■ GIVEN TASK ■
In the records below, find each line with the word "true" and copy it.

■ PROVIDED MATERIAL ■
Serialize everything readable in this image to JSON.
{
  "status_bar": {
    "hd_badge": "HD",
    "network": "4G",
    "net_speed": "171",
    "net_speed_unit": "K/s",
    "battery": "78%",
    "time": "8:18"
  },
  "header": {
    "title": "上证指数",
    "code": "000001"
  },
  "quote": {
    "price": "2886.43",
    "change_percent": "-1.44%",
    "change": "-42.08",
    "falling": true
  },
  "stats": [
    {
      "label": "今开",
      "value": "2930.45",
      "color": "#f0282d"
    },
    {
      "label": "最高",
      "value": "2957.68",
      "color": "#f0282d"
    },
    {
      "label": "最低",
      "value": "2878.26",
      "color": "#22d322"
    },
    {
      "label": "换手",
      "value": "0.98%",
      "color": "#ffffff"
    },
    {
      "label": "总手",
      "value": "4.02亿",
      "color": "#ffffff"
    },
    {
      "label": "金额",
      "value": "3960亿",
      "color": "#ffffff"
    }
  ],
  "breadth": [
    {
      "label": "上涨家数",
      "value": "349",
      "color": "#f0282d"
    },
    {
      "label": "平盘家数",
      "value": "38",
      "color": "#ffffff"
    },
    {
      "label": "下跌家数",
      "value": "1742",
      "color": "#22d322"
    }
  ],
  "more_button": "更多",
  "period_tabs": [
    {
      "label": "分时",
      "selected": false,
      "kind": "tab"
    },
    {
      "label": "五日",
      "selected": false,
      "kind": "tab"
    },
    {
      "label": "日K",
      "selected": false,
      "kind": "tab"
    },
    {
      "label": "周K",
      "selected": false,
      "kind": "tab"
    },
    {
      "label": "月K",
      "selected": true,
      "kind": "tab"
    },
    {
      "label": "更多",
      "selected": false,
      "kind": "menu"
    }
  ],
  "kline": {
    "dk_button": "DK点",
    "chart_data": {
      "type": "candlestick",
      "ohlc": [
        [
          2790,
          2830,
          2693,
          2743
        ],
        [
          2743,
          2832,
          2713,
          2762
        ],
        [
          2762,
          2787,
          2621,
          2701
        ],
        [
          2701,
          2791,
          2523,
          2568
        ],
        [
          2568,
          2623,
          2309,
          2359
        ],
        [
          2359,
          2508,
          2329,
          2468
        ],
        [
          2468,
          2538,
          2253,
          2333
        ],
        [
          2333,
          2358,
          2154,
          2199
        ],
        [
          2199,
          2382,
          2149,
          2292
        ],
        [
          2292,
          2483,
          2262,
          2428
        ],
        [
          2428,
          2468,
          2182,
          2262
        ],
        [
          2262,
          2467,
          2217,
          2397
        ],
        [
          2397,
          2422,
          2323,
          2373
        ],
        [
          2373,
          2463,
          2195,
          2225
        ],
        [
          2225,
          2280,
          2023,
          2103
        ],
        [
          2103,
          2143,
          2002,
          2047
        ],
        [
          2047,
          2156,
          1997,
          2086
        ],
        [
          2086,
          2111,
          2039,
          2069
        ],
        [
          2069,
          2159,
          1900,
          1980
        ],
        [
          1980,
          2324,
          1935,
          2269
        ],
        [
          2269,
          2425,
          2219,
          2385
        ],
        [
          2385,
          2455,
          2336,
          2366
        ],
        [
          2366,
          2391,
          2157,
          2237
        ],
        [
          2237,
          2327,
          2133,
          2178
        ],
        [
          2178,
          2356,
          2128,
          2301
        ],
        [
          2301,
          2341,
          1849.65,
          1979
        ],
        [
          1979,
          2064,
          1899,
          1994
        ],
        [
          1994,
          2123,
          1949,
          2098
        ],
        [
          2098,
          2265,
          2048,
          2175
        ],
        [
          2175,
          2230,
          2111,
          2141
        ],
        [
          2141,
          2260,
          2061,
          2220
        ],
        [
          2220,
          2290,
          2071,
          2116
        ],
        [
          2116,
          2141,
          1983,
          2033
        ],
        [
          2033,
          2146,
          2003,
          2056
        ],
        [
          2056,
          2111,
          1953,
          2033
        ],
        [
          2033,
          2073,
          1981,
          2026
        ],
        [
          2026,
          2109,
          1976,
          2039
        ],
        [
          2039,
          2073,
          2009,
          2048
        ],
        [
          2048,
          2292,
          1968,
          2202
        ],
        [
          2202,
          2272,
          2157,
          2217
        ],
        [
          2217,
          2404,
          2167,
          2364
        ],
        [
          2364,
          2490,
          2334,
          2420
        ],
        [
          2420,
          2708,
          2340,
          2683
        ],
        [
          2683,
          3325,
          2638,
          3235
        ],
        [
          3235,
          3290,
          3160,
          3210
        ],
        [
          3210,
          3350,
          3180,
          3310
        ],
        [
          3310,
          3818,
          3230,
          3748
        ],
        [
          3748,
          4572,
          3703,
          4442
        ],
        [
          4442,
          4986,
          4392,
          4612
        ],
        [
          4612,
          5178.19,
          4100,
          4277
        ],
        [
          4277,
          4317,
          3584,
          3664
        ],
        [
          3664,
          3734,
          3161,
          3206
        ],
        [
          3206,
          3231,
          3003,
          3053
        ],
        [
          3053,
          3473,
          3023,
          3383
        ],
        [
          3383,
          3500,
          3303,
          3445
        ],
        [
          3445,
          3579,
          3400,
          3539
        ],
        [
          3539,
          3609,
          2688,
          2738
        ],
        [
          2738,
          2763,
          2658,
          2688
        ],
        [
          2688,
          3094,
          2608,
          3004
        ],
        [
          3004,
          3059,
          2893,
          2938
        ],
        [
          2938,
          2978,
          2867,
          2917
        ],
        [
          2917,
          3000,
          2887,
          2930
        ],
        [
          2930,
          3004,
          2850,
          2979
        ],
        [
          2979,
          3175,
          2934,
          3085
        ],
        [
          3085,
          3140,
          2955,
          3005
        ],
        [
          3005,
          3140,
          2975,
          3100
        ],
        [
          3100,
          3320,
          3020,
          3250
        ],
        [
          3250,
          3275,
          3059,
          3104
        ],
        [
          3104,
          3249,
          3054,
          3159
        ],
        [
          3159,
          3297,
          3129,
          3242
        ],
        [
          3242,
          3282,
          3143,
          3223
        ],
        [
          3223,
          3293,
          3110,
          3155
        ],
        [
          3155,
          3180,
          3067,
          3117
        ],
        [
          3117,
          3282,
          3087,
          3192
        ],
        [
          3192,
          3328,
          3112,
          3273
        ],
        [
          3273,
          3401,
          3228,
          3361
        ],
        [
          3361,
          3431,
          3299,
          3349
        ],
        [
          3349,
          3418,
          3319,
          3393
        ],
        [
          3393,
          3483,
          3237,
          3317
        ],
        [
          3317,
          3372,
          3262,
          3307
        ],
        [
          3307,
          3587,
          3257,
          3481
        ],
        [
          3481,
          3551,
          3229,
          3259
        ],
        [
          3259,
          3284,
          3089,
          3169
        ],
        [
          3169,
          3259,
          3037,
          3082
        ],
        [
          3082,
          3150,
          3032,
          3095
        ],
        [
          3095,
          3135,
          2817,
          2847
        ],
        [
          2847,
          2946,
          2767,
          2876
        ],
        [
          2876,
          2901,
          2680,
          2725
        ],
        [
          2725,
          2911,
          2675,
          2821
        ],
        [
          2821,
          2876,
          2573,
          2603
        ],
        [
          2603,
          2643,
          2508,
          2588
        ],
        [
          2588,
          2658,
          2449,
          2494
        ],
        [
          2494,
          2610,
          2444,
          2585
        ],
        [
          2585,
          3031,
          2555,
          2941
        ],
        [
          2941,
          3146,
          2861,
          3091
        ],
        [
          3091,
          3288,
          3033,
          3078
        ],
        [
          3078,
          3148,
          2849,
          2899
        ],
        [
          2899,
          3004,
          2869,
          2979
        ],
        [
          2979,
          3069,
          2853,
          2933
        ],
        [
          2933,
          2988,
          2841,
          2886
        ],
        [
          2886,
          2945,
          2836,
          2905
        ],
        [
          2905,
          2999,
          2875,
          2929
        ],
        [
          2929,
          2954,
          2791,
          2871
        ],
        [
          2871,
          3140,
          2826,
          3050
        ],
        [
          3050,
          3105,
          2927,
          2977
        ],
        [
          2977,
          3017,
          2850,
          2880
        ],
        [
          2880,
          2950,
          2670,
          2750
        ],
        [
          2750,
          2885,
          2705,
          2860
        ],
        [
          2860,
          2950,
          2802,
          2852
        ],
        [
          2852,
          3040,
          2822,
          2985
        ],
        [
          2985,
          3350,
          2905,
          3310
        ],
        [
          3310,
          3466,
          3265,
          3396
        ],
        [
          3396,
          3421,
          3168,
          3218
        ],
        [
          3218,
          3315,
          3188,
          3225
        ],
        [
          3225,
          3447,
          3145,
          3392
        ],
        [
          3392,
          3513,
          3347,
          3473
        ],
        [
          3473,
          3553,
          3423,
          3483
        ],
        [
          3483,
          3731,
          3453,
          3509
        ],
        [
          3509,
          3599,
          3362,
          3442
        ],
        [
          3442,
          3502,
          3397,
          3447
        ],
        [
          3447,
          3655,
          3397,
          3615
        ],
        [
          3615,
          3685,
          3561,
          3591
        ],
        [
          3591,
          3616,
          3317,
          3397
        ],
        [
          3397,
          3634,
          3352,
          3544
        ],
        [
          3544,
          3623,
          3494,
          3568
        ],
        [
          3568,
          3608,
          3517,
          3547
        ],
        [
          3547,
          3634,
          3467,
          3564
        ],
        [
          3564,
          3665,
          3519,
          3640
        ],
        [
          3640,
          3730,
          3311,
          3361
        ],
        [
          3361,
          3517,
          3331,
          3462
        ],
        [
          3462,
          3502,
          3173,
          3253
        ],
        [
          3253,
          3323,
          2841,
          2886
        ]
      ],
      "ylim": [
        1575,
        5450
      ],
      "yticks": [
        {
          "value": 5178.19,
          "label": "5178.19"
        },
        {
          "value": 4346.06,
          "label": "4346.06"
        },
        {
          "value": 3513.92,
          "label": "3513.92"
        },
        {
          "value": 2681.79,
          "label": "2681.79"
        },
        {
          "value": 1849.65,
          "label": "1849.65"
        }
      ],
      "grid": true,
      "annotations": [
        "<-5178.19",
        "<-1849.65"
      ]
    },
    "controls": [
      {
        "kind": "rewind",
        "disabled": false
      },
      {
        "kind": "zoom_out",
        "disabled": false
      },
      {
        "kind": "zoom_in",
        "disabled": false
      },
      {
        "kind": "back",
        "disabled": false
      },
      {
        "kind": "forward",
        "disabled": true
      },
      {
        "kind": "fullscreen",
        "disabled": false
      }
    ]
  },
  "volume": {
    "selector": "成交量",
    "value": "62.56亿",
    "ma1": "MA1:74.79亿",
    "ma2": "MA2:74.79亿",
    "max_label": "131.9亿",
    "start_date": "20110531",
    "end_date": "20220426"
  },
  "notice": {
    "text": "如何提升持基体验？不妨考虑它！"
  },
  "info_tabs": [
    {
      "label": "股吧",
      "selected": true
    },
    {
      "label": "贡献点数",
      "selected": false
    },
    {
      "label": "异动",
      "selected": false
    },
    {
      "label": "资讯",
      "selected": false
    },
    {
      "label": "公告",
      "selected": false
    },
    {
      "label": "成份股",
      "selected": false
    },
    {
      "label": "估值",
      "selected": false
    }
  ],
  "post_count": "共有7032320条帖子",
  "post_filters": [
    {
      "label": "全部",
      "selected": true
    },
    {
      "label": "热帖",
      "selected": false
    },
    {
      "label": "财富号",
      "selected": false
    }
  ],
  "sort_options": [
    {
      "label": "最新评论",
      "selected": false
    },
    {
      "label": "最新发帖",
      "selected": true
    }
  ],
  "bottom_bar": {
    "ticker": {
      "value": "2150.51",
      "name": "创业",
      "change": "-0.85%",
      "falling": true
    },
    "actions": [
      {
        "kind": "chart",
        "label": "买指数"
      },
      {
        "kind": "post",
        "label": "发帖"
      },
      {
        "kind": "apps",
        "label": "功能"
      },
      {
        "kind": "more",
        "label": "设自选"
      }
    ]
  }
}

■ COMPLETE RESPONSE ■
    "falling": true
      "selected": true,
      "grid": true,
        "disabled": true
      "selected": true
      "selected": true
      "selected": true
      "falling": true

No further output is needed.